Direction
Copy each line below in which the string "така" occurs.

Given data
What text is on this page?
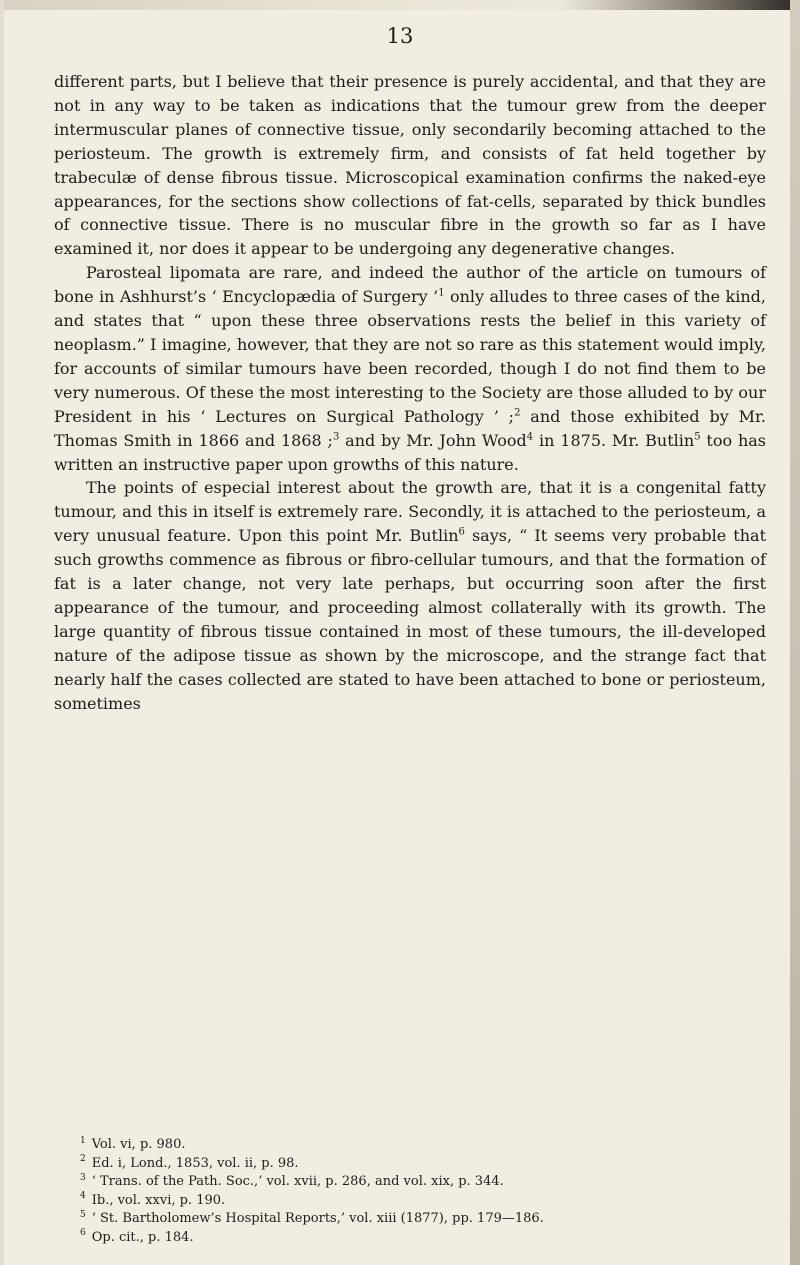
13

different parts, but I believe that their presence is purely accidental, and that they are not in any way to be taken as indications that the tumour grew from the deeper intermuscular planes of connective tissue, only secondarily becoming attached to the periosteum. The growth is extremely firm, and consists of fat held together by trabeculæ of dense fibrous tissue. Microscopical examination confirms the naked-eye appearances, for the sections show collections of fat-cells, separated by thick bundles of connective tissue. There is no muscular fibre in the growth so far as I have examined it, nor does it appear to be undergoing any degenerative changes.

Parosteal lipomata are rare, and indeed the author of the article on tumours of bone in Ashhurst’s ‘ Encyclopædia of Surgery ’$^1$ only alludes to three cases of the kind, and states that “ upon these three observations rests the belief in this variety of neoplasm.” I imagine, however, that they are not so rare as this statement would imply, for accounts of similar tumours have been recorded, though I do not find them to be very numerous. Of these the most interesting to the Society are those alluded to by our President in his ‘ Lectures on Surgical Pathology ’ ;$^2$ and those exhibited by Mr. Thomas Smith in 1866 and 1868 ;$^3$ and by Mr. John Wood$^4$ in 1875. Mr. Butlin$^5$ too has written an instructive paper upon growths of this nature.

The points of especial interest about the growth are, that it is a congenital fatty tumour, and this in itself is extremely rare. Secondly, it is attached to the periosteum, a very unusual feature. Upon this point Mr. Butlin$^6$ says, “ It seems very probable that such growths commence as fibrous or fibro-cellular tumours, and that the formation of fat is a later change, not very late perhaps, but occurring soon after the first appearance of the tumour, and proceeding almost collaterally with its growth. The large quantity of fibrous tissue contained in most of these tumours, the ill-developed nature of the adipose tissue as shown by the microscope, and the strange fact that nearly half the cases collected are stated to have been attached to bone or periosteum, sometimes

$^1$ Vol. vi, p. 980.

$^2$ Ed. i, Lond., 1853, vol. ii, p. 98.

$^3$ ‘ Trans. of the Path. Soc.,’ vol. xvii, p. 286, and vol. xix, p. 344.

$^4$ Ib., vol. xxvi, p. 190.

$^5$ ‘ St. Bartholomew’s Hospital Reports,’ vol. xiii (1877), pp. 179—186.

$^6$ Op. cit., p. 184.
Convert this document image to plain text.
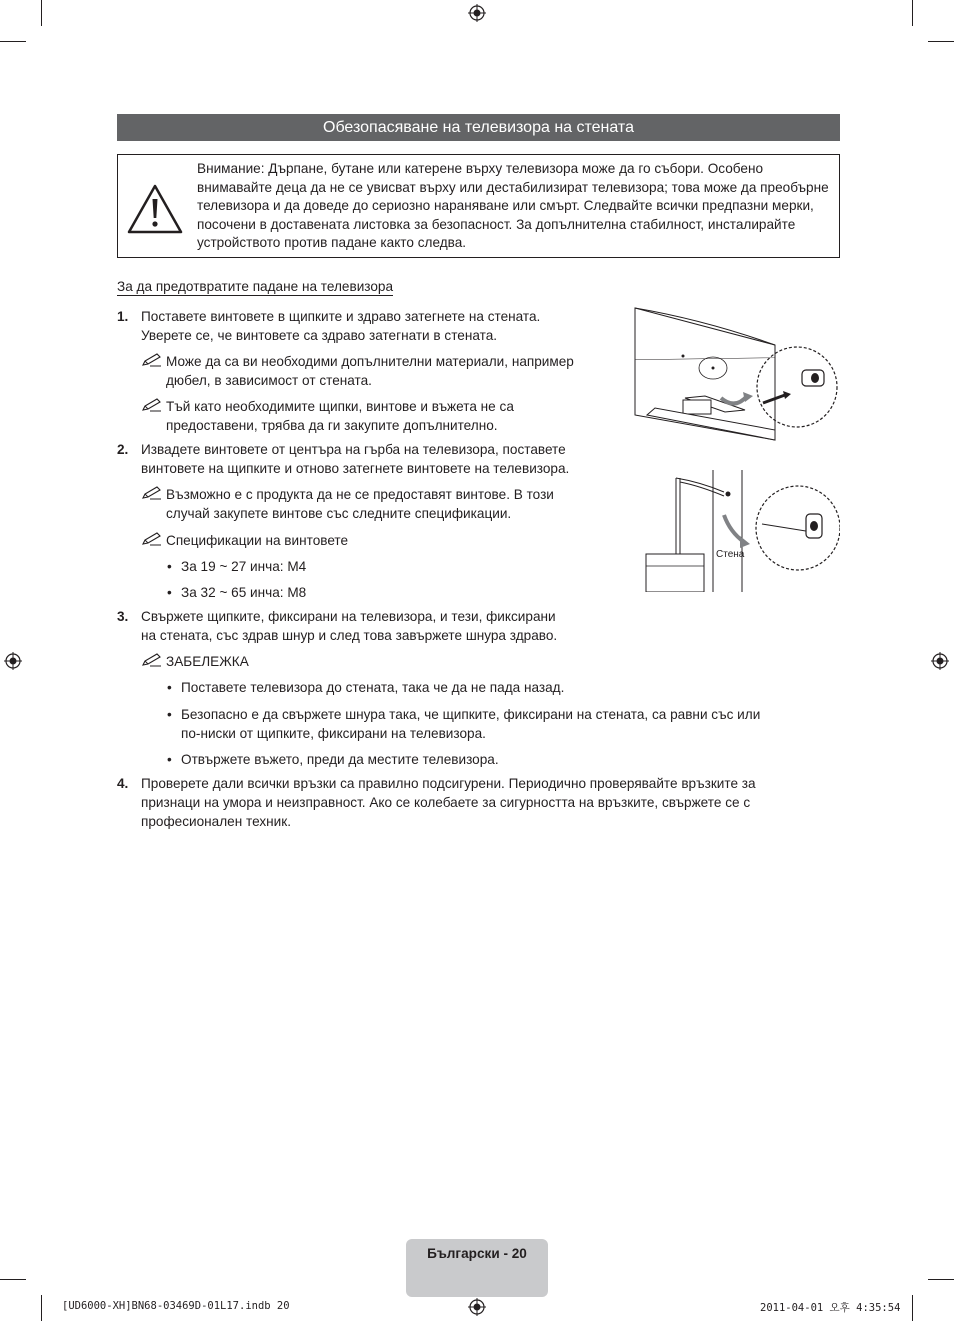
Обезопасяване на телевизора на стената
Внимание: Дърпане, бутане или катерене върху телевизора може да го събори. Особено внимавайте деца да не се увисват върху или дестабилизират телевизора; това може да преобърне телевизора и да доведе до сериозно нараняване или смърт. Следвайте всички предпазни мерки, посочени в доставената листовка за безопасност. За допълнителна стабилност, инсталирайте устройството против падане както следва.
За да предотвратите падане на телевизора
1. Поставете винтовете в щипките и здраво затегнете на стената.
Уверете се, че винтовете са здраво затегнати в стената.
Може да са ви необходими допълнителни материали, например
дюбел, в зависимост от стената.
Тъй като необходимите щипки, винтове и въжета не са
предоставени, трябва да ги закупите допълнително.
2. Извадете винтовете от центъра на гърба на телевизора, поставете
винтовете на щипките и отново затегнете винтовете на телевизора.
Възможно е с продукта да не се предоставят винтове. В този
случай закупете винтове със следните спецификации.
Спецификации на винтовете
• За 19 ~ 27 инча: M4
• За 32 ~ 65 инча: M8
3. Свържете щипките, фиксирани на телевизора, и тези, фиксирани
на стената, със здрав шнур и след това завържете шнура здраво.
ЗАБЕЛЕЖКА
• Поставете телевизора до стената, така че да не пада назад.
• Безопасно е да свържете шнура така, че щипките, фиксирани на стената, са равни със или
по-ниски от щипките, фиксирани на телевизора.
• Отвържете въжето, преди да местите телевизора.
4. Проверете дали всички връзки са правилно подсигурени. Периодично проверявайте връзките за
признаци на умора и неизправност. Ако се колебаете за сигурността на връзките, свържете се с
професионален техник.
Стена
Български - 20
[UD6000-XH]BN68-03469D-01L17.indb 20	2011-04-01 오후 4:35:54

Written solution
• Поставете телевизора до стената, така че да не пада назад.
• Безопасно е да свържете шнура така, че щипките, фиксирани на стената, са равни със или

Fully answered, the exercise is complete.